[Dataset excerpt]
================

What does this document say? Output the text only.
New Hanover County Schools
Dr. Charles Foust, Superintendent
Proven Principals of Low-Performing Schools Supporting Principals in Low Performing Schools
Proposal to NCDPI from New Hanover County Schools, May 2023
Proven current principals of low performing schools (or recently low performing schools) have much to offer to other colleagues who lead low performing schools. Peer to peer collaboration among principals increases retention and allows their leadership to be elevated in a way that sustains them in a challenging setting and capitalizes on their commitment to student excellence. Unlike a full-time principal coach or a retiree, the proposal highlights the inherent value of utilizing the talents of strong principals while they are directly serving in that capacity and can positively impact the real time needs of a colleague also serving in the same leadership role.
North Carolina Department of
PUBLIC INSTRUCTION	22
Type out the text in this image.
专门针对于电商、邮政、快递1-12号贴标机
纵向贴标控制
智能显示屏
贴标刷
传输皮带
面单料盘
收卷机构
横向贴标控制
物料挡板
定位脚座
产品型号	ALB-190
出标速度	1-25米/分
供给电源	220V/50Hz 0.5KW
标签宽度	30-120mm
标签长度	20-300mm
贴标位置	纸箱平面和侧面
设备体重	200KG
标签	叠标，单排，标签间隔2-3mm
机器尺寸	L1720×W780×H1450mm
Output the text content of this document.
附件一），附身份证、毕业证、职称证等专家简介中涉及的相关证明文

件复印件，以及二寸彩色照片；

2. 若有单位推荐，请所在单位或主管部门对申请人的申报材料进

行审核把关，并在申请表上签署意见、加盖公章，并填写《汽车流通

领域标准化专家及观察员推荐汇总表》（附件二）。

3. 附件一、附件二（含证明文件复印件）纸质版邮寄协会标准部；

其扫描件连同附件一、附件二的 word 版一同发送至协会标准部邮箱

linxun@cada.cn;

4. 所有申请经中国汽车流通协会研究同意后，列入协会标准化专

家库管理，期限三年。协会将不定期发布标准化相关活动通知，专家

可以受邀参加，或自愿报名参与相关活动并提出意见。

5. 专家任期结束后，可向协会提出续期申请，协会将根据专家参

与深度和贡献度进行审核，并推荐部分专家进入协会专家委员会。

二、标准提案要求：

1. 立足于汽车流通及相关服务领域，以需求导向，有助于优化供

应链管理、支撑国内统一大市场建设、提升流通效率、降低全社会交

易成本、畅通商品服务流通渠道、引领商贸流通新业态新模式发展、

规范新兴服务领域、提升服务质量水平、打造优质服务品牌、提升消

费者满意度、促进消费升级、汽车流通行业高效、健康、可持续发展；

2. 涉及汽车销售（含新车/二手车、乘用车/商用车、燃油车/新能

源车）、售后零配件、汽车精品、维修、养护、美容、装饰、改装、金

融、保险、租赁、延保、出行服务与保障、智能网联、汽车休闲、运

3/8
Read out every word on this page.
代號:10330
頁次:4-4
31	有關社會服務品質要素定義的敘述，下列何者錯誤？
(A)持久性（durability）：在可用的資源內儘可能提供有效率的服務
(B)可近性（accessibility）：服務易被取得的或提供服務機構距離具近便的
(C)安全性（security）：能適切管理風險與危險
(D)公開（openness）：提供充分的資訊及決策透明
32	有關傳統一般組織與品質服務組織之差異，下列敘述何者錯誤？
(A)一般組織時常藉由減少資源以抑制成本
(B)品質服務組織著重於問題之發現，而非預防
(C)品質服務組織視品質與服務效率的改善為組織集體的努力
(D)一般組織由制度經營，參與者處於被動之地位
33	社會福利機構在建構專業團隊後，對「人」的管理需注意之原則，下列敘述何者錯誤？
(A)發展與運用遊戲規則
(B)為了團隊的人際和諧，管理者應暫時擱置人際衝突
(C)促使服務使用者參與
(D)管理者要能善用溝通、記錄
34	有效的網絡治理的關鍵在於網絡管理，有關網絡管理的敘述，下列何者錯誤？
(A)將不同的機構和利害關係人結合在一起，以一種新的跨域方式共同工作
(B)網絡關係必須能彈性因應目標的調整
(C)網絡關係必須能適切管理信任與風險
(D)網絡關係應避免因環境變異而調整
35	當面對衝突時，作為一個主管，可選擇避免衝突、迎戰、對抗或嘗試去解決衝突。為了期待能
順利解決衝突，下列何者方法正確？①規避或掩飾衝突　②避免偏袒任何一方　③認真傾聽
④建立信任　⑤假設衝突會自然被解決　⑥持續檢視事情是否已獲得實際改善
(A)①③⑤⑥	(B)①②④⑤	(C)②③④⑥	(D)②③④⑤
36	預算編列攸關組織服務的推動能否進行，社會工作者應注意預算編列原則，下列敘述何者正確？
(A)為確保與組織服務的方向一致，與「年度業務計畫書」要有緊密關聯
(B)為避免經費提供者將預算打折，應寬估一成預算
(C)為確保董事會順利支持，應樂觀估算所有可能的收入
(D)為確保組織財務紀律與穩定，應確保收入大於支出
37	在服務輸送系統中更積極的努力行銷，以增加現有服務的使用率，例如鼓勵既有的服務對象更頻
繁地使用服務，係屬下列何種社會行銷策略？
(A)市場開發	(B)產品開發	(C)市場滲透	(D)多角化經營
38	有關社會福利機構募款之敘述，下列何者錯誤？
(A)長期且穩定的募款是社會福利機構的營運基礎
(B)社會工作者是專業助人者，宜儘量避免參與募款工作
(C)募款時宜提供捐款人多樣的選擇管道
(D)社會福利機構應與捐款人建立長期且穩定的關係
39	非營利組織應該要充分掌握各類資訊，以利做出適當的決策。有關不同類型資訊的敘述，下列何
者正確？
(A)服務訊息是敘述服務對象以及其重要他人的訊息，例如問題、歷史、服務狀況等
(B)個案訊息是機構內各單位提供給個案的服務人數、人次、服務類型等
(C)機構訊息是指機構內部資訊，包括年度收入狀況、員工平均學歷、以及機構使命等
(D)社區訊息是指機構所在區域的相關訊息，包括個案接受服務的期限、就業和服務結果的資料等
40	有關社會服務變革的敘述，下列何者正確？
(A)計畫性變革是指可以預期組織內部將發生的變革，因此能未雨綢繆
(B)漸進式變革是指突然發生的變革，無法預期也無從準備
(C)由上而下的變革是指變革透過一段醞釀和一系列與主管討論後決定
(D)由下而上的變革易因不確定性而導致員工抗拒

================

▶ [The problem]: Copy down the whole of the data above, matching it exactly.

▶ [Exercise solution]:
What does this document say? Output the text only.
New Hanover County Schools
Dr. Charles Foust, Superintendent
Proven Principals of Low-Performing Schools Supporting Principals in Low Performing Schools
Proposal to NCDPI from New Hanover County Schools, May 2023
Proven current principals of low performing schools (or recently low performing schools) have much to offer to other colleagues who lead low performing schools. Peer to peer collaboration among principals increases retention and allows their leadership to be elevated in a way that sustains them in a challenging setting and capitalizes on their commitment to student excellence. Unlike a full-time principal coach or a retiree, the proposal highlights the inherent value of utilizing the talents of strong principals while they are directly serving in that capacity and can positively impact the real time needs of a colleague also serving in the same leadership role.
North Carolina Department of
PUBLIC INSTRUCTION	22
Type out the text in this image.
专门针对于电商、邮政、快递1-12号贴标机
纵向贴标控制
智能显示屏
贴标刷
传输皮带
面单料盘
收卷机构
横向贴标控制
物料挡板
定位脚座
产品型号	ALB-190
出标速度	1-25米/分
供给电源	220V/50Hz 0.5KW
标签宽度	30-120mm
标签长度	20-300mm
贴标位置	纸箱平面和侧面
设备体重	200KG
标签	叠标，单排，标签间隔2-3mm
机器尺寸	L1720×W780×H1450mm
Output the text content of this document.
附件一），附身份证、毕业证、职称证等专家简介中涉及的相关证明文

件复印件，以及二寸彩色照片；

2. 若有单位推荐，请所在单位或主管部门对申请人的申报材料进

行审核把关，并在申请表上签署意见、加盖公章，并填写《汽车流通

领域标准化专家及观察员推荐汇总表》（附件二）。

3. 附件一、附件二（含证明文件复印件）纸质版邮寄协会标准部；

其扫描件连同附件一、附件二的 word 版一同发送至协会标准部邮箱

linxun@cada.cn;

4. 所有申请经中国汽车流通协会研究同意后，列入协会标准化专

家库管理，期限三年。协会将不定期发布标准化相关活动通知，专家

可以受邀参加，或自愿报名参与相关活动并提出意见。

5. 专家任期结束后，可向协会提出续期申请，协会将根据专家参

与深度和贡献度进行审核，并推荐部分专家进入协会专家委员会。

二、标准提案要求：

1. 立足于汽车流通及相关服务领域，以需求导向，有助于优化供

应链管理、支撑国内统一大市场建设、提升流通效率、降低全社会交

易成本、畅通商品服务流通渠道、引领商贸流通新业态新模式发展、

规范新兴服务领域、提升服务质量水平、打造优质服务品牌、提升消

费者满意度、促进消费升级、汽车流通行业高效、健康、可持续发展；

2. 涉及汽车销售（含新车/二手车、乘用车/商用车、燃油车/新能

源车）、售后零配件、汽车精品、维修、养护、美容、装饰、改装、金

融、保险、租赁、延保、出行服务与保障、智能网联、汽车休闲、运

3/8
Read out every word on this page.
代號:10330
頁次:4-4
31	有關社會服務品質要素定義的敘述，下列何者錯誤？
(A)持久性（durability）：在可用的資源內儘可能提供有效率的服務
(B)可近性（accessibility）：服務易被取得的或提供服務機構距離具近便的
(C)安全性（security）：能適切管理風險與危險
(D)公開（openness）：提供充分的資訊及決策透明
32	有關傳統一般組織與品質服務組織之差異，下列敘述何者錯誤？
(A)一般組織時常藉由減少資源以抑制成本
(B)品質服務組織著重於問題之發現，而非預防
(C)品質服務組織視品質與服務效率的改善為組織集體的努力
(D)一般組織由制度經營，參與者處於被動之地位
33	社會福利機構在建構專業團隊後，對「人」的管理需注意之原則，下列敘述何者錯誤？
(A)發展與運用遊戲規則
(B)為了團隊的人際和諧，管理者應暫時擱置人際衝突
(C)促使服務使用者參與
(D)管理者要能善用溝通、記錄
34	有效的網絡治理的關鍵在於網絡管理，有關網絡管理的敘述，下列何者錯誤？
(A)將不同的機構和利害關係人結合在一起，以一種新的跨域方式共同工作
(B)網絡關係必須能彈性因應目標的調整
(C)網絡關係必須能適切管理信任與風險
(D)網絡關係應避免因環境變異而調整
35	當面對衝突時，作為一個主管，可選擇避免衝突、迎戰、對抗或嘗試去解決衝突。為了期待能
順利解決衝突，下列何者方法正確？①規避或掩飾衝突　②避免偏袒任何一方　③認真傾聽
④建立信任　⑤假設衝突會自然被解決　⑥持續檢視事情是否已獲得實際改善
(A)①③⑤⑥	(B)①②④⑤	(C)②③④⑥	(D)②③④⑤
36	預算編列攸關組織服務的推動能否進行，社會工作者應注意預算編列原則，下列敘述何者正確？
(A)為確保與組織服務的方向一致，與「年度業務計畫書」要有緊密關聯
(B)為避免經費提供者將預算打折，應寬估一成預算
(C)為確保董事會順利支持，應樂觀估算所有可能的收入
(D)為確保組織財務紀律與穩定，應確保收入大於支出
37	在服務輸送系統中更積極的努力行銷，以增加現有服務的使用率，例如鼓勵既有的服務對象更頻
繁地使用服務，係屬下列何種社會行銷策略？
(A)市場開發	(B)產品開發	(C)市場滲透	(D)多角化經營
38	有關社會福利機構募款之敘述，下列何者錯誤？
(A)長期且穩定的募款是社會福利機構的營運基礎
(B)社會工作者是專業助人者，宜儘量避免參與募款工作
(C)募款時宜提供捐款人多樣的選擇管道
(D)社會福利機構應與捐款人建立長期且穩定的關係
39	非營利組織應該要充分掌握各類資訊，以利做出適當的決策。有關不同類型資訊的敘述，下列何
者正確？
(A)服務訊息是敘述服務對象以及其重要他人的訊息，例如問題、歷史、服務狀況等
(B)個案訊息是機構內各單位提供給個案的服務人數、人次、服務類型等
(C)機構訊息是指機構內部資訊，包括年度收入狀況、員工平均學歷、以及機構使命等
(D)社區訊息是指機構所在區域的相關訊息，包括個案接受服務的期限、就業和服務結果的資料等
40	有關社會服務變革的敘述，下列何者正確？
(A)計畫性變革是指可以預期組織內部將發生的變革，因此能未雨綢繆
(B)漸進式變革是指突然發生的變革，無法預期也無從準備
(C)由上而下的變革是指變革透過一段醞釀和一系列與主管討論後決定
(D)由下而上的變革易因不確定性而導致員工抗拒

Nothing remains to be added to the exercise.